**WHAT YOU NEED TO DO:** You are to retype all of the data exactly as it appears.

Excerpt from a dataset
··········
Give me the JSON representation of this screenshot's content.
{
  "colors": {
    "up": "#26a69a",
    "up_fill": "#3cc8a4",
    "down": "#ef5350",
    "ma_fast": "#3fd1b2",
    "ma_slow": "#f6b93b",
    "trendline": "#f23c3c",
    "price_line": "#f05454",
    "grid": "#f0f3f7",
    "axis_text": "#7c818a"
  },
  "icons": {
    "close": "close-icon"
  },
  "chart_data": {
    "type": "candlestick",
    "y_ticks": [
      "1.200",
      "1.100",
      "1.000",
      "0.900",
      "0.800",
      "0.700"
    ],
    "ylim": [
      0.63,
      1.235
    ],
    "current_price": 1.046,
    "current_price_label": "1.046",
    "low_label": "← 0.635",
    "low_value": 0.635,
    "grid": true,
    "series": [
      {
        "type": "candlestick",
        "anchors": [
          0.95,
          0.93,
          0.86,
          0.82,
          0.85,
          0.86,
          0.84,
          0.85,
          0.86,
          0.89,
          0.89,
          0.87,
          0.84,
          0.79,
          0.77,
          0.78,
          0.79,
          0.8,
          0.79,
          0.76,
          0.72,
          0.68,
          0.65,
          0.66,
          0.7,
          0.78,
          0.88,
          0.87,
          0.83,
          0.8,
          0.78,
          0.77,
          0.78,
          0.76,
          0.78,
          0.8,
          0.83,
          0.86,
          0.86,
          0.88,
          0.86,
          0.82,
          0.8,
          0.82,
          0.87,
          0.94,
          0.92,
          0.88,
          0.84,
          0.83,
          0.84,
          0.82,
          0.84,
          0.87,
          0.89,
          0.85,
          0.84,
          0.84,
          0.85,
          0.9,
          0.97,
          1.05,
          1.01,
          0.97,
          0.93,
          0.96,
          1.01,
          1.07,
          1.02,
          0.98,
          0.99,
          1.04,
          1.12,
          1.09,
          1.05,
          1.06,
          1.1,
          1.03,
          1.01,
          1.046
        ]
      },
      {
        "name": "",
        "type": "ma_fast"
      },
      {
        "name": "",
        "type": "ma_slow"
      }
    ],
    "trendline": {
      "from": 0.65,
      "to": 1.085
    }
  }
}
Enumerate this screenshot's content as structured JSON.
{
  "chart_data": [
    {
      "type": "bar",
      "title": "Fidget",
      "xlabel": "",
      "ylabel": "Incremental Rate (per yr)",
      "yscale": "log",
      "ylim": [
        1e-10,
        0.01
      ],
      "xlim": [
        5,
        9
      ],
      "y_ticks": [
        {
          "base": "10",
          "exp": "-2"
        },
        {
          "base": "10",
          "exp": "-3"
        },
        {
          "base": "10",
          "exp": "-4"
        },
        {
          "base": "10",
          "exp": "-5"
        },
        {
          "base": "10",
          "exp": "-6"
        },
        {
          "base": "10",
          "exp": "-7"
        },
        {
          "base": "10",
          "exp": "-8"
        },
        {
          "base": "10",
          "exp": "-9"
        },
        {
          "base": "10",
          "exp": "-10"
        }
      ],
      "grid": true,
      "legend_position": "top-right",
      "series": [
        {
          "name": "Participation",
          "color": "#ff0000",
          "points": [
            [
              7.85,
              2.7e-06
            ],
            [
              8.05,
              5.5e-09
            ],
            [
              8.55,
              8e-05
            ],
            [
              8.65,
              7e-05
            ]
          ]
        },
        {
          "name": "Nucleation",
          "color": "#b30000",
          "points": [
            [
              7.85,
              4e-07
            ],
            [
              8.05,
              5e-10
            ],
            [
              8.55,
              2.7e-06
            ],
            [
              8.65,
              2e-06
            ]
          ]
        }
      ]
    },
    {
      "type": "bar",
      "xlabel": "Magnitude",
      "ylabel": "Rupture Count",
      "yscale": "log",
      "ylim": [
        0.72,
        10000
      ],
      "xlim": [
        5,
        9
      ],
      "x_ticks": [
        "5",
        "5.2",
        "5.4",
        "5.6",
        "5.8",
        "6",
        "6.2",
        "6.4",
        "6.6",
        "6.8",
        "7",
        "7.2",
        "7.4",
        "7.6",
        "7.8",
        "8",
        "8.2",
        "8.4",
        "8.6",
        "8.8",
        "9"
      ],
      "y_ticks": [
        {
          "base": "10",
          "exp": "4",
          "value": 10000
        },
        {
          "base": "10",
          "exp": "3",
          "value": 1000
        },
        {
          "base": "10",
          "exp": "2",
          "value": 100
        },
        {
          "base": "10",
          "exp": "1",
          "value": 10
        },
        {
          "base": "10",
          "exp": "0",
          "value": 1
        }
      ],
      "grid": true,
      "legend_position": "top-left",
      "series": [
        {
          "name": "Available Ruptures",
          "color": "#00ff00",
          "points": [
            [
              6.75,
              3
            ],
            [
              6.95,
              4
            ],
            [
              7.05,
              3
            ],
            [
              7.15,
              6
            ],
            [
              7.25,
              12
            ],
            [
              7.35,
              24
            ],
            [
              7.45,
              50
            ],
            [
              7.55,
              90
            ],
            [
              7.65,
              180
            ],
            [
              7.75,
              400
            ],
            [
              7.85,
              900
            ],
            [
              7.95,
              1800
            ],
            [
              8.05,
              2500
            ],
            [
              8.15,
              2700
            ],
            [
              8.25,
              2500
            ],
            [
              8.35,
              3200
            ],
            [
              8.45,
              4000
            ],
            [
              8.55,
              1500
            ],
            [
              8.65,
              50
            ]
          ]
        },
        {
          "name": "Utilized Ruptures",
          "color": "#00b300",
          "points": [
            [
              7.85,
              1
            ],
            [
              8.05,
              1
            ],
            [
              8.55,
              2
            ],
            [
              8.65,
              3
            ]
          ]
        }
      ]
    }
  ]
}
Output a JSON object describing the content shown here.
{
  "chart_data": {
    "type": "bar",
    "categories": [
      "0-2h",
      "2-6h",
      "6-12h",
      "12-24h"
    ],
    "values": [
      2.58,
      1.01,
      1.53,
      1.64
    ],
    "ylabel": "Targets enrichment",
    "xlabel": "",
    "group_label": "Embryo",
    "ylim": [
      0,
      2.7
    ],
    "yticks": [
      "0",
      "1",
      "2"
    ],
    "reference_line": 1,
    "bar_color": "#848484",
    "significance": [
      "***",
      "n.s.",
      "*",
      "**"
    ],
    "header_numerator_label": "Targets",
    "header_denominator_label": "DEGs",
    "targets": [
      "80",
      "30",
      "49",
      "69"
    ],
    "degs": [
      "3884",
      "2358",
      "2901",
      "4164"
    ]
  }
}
··········
**ANSWER TO THE EXERCISE:**
Give me the JSON representation of this screenshot's content.
{
  "colors": {
    "up": "#26a69a",
    "up_fill": "#3cc8a4",
    "down": "#ef5350",
    "ma_fast": "#3fd1b2",
    "ma_slow": "#f6b93b",
    "trendline": "#f23c3c",
    "price_line": "#f05454",
    "grid": "#f0f3f7",
    "axis_text": "#7c818a"
  },
  "icons": {
    "close": "close-icon"
  },
  "chart_data": {
    "type": "candlestick",
    "y_ticks": [
      "1.200",
      "1.100",
      "1.000",
      "0.900",
      "0.800",
      "0.700"
    ],
    "ylim": [
      0.63,
      1.235
    ],
    "current_price": 1.046,
    "current_price_label": "1.046",
    "low_label": "← 0.635",
    "low_value": 0.635,
    "grid": true,
    "series": [
      {
        "type": "candlestick",
        "anchors": [
          0.95,
          0.93,
          0.86,
          0.82,
          0.85,
          0.86,
          0.84,
          0.85,
          0.86,
          0.89,
          0.89,
          0.87,
          0.84,
          0.79,
          0.77,
          0.78,
          0.79,
          0.8,
          0.79,
          0.76,
          0.72,
          0.68,
          0.65,
          0.66,
          0.7,
          0.78,
          0.88,
          0.87,
          0.83,
          0.8,
          0.78,
          0.77,
          0.78,
          0.76,
          0.78,
          0.8,
          0.83,
          0.86,
          0.86,
          0.88,
          0.86,
          0.82,
          0.8,
          0.82,
          0.87,
          0.94,
          0.92,
          0.88,
          0.84,
          0.83,
          0.84,
          0.82,
          0.84,
          0.87,
          0.89,
          0.85,
          0.84,
          0.84,
          0.85,
          0.9,
          0.97,
          1.05,
          1.01,
          0.97,
          0.93,
          0.96,
          1.01,
          1.07,
          1.02,
          0.98,
          0.99,
          1.04,
          1.12,
          1.09,
          1.05,
          1.06,
          1.1,
          1.03,
          1.01,
          1.046
        ]
      },
      {
        "name": "",
        "type": "ma_fast"
      },
      {
        "name": "",
        "type": "ma_slow"
      }
    ],
    "trendline": {
      "from": 0.65,
      "to": 1.085
    }
  }
}
Enumerate this screenshot's content as structured JSON.
{
  "chart_data": [
    {
      "type": "bar",
      "title": "Fidget",
      "xlabel": "",
      "ylabel": "Incremental Rate (per yr)",
      "yscale": "log",
      "ylim": [
        1e-10,
        0.01
      ],
      "xlim": [
        5,
        9
      ],
      "y_ticks": [
        {
          "base": "10",
          "exp": "-2"
        },
        {
          "base": "10",
          "exp": "-3"
        },
        {
          "base": "10",
          "exp": "-4"
        },
        {
          "base": "10",
          "exp": "-5"
        },
        {
          "base": "10",
          "exp": "-6"
        },
        {
          "base": "10",
          "exp": "-7"
        },
        {
          "base": "10",
          "exp": "-8"
        },
        {
          "base": "10",
          "exp": "-9"
        },
        {
          "base": "10",
          "exp": "-10"
        }
      ],
      "grid": true,
      "legend_position": "top-right",
      "series": [
        {
          "name": "Participation",
          "color": "#ff0000",
          "points": [
            [
              7.85,
              2.7e-06
            ],
            [
              8.05,
              5.5e-09
            ],
            [
              8.55,
              8e-05
            ],
            [
              8.65,
              7e-05
            ]
          ]
        },
        {
          "name": "Nucleation",
          "color": "#b30000",
          "points": [
            [
              7.85,
              4e-07
            ],
            [
              8.05,
              5e-10
            ],
            [
              8.55,
              2.7e-06
            ],
            [
              8.65,
              2e-06
            ]
          ]
        }
      ]
    },
    {
      "type": "bar",
      "xlabel": "Magnitude",
      "ylabel": "Rupture Count",
      "yscale": "log",
      "ylim": [
        0.72,
        10000
      ],
      "xlim": [
        5,
        9
      ],
      "x_ticks": [
        "5",
        "5.2",
        "5.4",
        "5.6",
        "5.8",
        "6",
        "6.2",
        "6.4",
        "6.6",
        "6.8",
        "7",
        "7.2",
        "7.4",
        "7.6",
        "7.8",
        "8",
        "8.2",
        "8.4",
        "8.6",
        "8.8",
        "9"
      ],
      "y_ticks": [
        {
          "base": "10",
          "exp": "4",
          "value": 10000
        },
        {
          "base": "10",
          "exp": "3",
          "value": 1000
        },
        {
          "base": "10",
          "exp": "2",
          "value": 100
        },
        {
          "base": "10",
          "exp": "1",
          "value": 10
        },
        {
          "base": "10",
          "exp": "0",
          "value": 1
        }
      ],
      "grid": true,
      "legend_position": "top-left",
      "series": [
        {
          "name": "Available Ruptures",
          "color": "#00ff00",
          "points": [
            [
              6.75,
              3
            ],
            [
              6.95,
              4
            ],
            [
              7.05,
              3
            ],
            [
              7.15,
              6
            ],
            [
              7.25,
              12
            ],
            [
              7.35,
              24
            ],
            [
              7.45,
              50
            ],
            [
              7.55,
              90
            ],
            [
              7.65,
              180
            ],
            [
              7.75,
              400
            ],
            [
              7.85,
              900
            ],
            [
              7.95,
              1800
            ],
            [
              8.05,
              2500
            ],
            [
              8.15,
              2700
            ],
            [
              8.25,
              2500
            ],
            [
              8.35,
              3200
            ],
            [
              8.45,
              4000
            ],
            [
              8.55,
              1500
            ],
            [
              8.65,
              50
            ]
          ]
        },
        {
          "name": "Utilized Ruptures",
          "color": "#00b300",
          "points": [
            [
              7.85,
              1
            ],
            [
              8.05,
              1
            ],
            [
              8.55,
              2
            ],
            [
              8.65,
              3
            ]
          ]
        }
      ]
    }
  ]
}
Output a JSON object describing the content shown here.
{
  "chart_data": {
    "type": "bar",
    "categories": [
      "0-2h",
      "2-6h",
      "6-12h",
      "12-24h"
    ],
    "values": [
      2.58,
      1.01,
      1.53,
      1.64
    ],
    "ylabel": "Targets enrichment",
    "xlabel": "",
    "group_label": "Embryo",
    "ylim": [
      0,
      2.7
    ],
    "yticks": [
      "0",
      "1",
      "2"
    ],
    "reference_line": 1,
    "bar_color": "#848484",
    "significance": [
      "***",
      "n.s.",
      "*",
      "**"
    ],
    "header_numerator_label": "Targets",
    "header_denominator_label": "DEGs",
    "targets": [
      "80",
      "30",
      "49",
      "69"
    ],
    "degs": [
      "3884",
      "2358",
      "2901",
      "4164"
    ]
  }
}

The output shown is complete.